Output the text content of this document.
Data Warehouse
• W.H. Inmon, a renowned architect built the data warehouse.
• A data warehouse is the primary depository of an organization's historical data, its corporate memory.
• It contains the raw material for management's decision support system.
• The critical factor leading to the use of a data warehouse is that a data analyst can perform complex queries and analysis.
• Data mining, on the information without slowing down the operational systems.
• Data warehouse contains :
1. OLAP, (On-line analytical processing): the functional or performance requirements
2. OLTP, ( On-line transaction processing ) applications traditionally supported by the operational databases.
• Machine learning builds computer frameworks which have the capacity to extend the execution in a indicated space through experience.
-------
Take every line from the data that contains the word "operational".

*SOLVED EXERCISE:*
• Data mining, on the information without slowing down the operational systems.
2. OLTP, ( On-line transaction processing ) applications traditionally supported by the operational databases.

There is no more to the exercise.